TASK DETAILS: Determine which lines of the records include the word "JSON", and copy them.

SUPPLIED RECORDS:
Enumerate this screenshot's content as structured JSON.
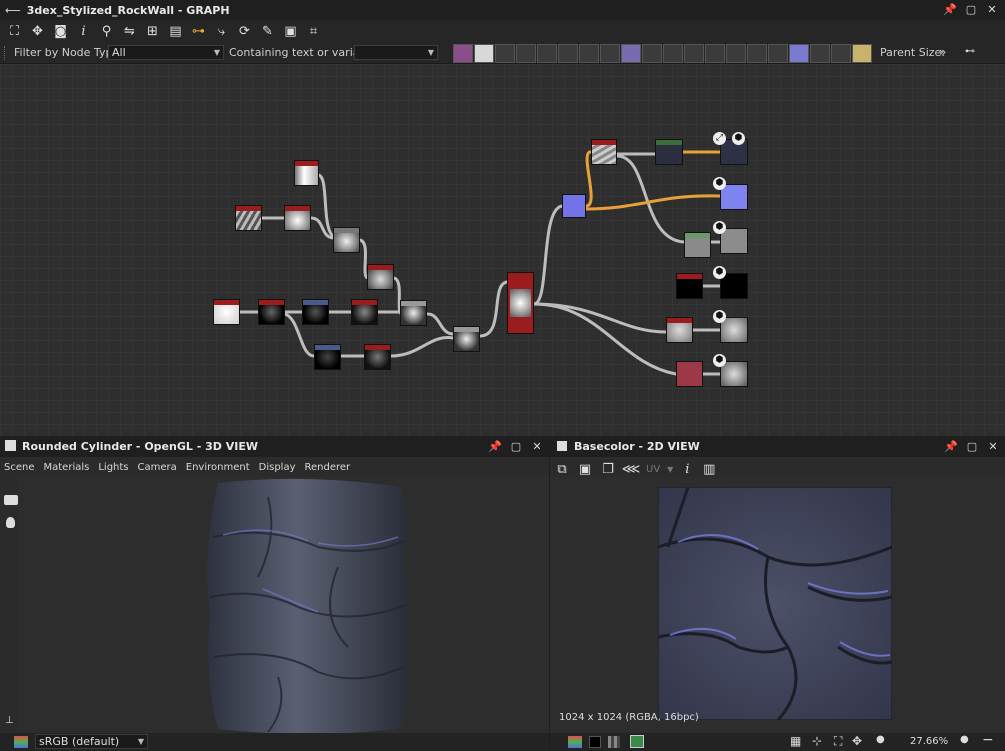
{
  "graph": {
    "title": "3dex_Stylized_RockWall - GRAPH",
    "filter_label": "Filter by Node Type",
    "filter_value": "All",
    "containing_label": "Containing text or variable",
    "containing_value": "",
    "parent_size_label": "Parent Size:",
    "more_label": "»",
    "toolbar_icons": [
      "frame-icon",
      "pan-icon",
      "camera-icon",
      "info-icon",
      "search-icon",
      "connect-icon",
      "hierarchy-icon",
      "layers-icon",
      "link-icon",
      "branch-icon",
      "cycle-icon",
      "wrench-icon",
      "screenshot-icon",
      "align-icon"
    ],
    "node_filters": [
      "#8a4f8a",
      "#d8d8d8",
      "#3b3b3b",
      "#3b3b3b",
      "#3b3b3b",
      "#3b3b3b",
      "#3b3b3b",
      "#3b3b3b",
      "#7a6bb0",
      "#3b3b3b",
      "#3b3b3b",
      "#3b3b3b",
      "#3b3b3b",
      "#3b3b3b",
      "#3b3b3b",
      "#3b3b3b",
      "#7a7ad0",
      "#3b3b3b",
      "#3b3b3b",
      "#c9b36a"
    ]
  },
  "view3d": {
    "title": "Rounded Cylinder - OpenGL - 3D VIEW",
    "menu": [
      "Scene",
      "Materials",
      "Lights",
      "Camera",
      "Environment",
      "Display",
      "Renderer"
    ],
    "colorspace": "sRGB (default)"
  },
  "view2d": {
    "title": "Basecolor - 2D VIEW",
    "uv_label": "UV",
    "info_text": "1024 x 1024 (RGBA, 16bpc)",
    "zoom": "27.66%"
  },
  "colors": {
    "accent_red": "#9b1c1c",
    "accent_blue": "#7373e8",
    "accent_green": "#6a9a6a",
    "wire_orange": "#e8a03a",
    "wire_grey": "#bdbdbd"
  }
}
--
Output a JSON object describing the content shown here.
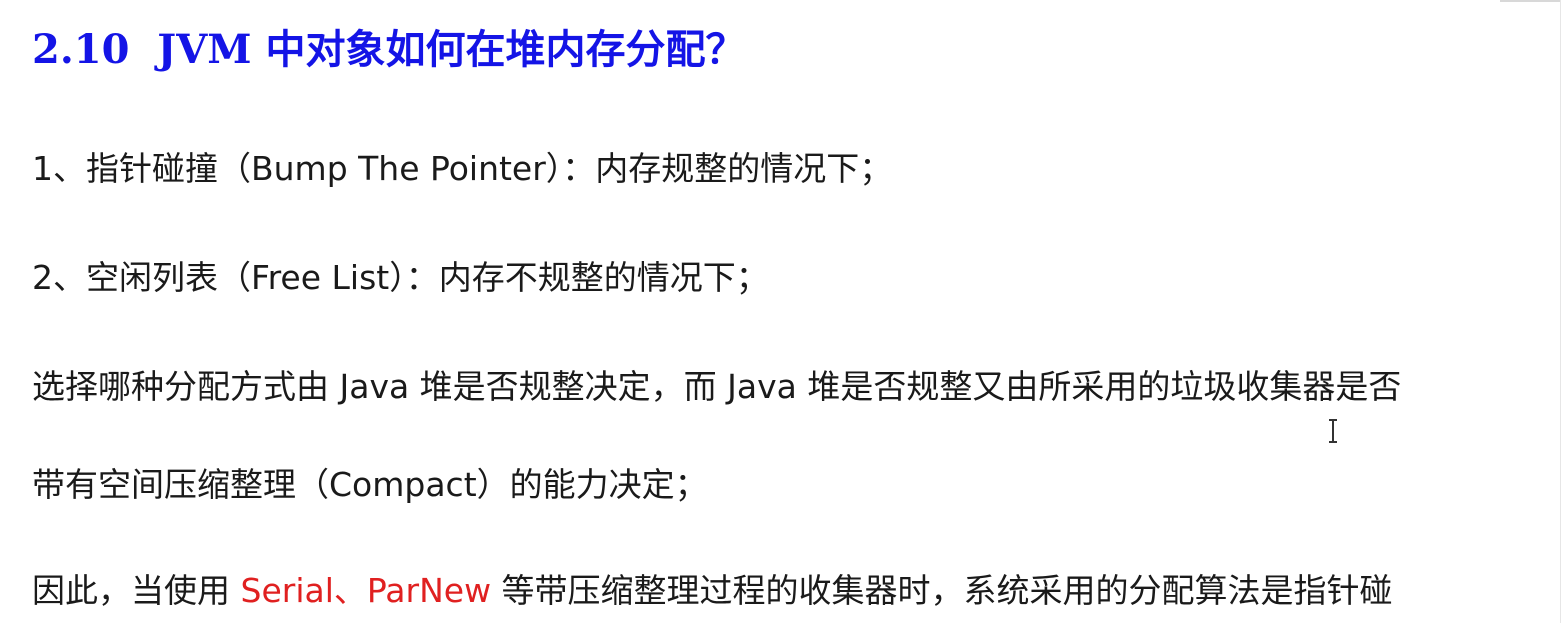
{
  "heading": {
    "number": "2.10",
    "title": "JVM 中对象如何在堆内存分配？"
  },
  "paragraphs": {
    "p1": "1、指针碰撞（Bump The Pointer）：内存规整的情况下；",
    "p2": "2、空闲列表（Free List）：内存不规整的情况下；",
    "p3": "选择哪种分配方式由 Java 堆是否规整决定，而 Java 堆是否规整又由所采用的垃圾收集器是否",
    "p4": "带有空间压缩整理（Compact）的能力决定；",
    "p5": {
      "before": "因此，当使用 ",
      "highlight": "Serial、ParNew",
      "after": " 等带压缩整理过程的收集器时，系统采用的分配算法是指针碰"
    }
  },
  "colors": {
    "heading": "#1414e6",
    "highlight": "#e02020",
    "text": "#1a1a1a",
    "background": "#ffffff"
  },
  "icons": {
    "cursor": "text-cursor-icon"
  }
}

THE COMPLETED TASK:
Enumerate this screenshot's content as structured JSON.
Output a JSON object describing the content shown here.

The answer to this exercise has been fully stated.